→ **DIRECTIONS**: The records below must be retyped exactly.

→ **DATA IN THIS EXERCISE**:
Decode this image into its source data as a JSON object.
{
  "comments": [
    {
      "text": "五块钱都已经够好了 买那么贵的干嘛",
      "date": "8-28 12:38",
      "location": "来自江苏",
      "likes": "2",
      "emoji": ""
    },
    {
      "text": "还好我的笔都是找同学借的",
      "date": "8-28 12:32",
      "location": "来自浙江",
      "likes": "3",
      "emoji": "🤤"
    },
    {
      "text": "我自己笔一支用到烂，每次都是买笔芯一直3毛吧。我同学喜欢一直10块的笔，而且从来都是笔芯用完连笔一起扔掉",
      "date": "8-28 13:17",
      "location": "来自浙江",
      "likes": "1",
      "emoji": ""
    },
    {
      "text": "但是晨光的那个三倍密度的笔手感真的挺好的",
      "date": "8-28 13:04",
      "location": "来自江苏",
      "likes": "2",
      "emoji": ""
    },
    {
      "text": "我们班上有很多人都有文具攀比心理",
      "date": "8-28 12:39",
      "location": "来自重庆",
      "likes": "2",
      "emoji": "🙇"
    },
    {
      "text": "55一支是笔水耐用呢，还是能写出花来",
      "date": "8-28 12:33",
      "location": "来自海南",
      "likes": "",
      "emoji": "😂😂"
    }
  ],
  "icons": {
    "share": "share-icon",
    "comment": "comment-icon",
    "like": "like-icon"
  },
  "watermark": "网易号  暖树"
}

→ **EXERCISE RESULT**:
Decode this image into its source data as a JSON object.
{
  "comments": [
    {
      "text": "五块钱都已经够好了 买那么贵的干嘛",
      "date": "8-28 12:38",
      "location": "来自江苏",
      "likes": "2",
      "emoji": ""
    },
    {
      "text": "还好我的笔都是找同学借的",
      "date": "8-28 12:32",
      "location": "来自浙江",
      "likes": "3",
      "emoji": "🤤"
    },
    {
      "text": "我自己笔一支用到烂，每次都是买笔芯一直3毛吧。我同学喜欢一直10块的笔，而且从来都是笔芯用完连笔一起扔掉",
      "date": "8-28 13:17",
      "location": "来自浙江",
      "likes": "1",
      "emoji": ""
    },
    {
      "text": "但是晨光的那个三倍密度的笔手感真的挺好的",
      "date": "8-28 13:04",
      "location": "来自江苏",
      "likes": "2",
      "emoji": ""
    },
    {
      "text": "我们班上有很多人都有文具攀比心理",
      "date": "8-28 12:39",
      "location": "来自重庆",
      "likes": "2",
      "emoji": "🙇"
    },
    {
      "text": "55一支是笔水耐用呢，还是能写出花来",
      "date": "8-28 12:33",
      "location": "来自海南",
      "likes": "",
      "emoji": "😂😂"
    }
  ],
  "icons": {
    "share": "share-icon",
    "comment": "comment-icon",
    "like": "like-icon"
  },
  "watermark": "网易号  暖树"
}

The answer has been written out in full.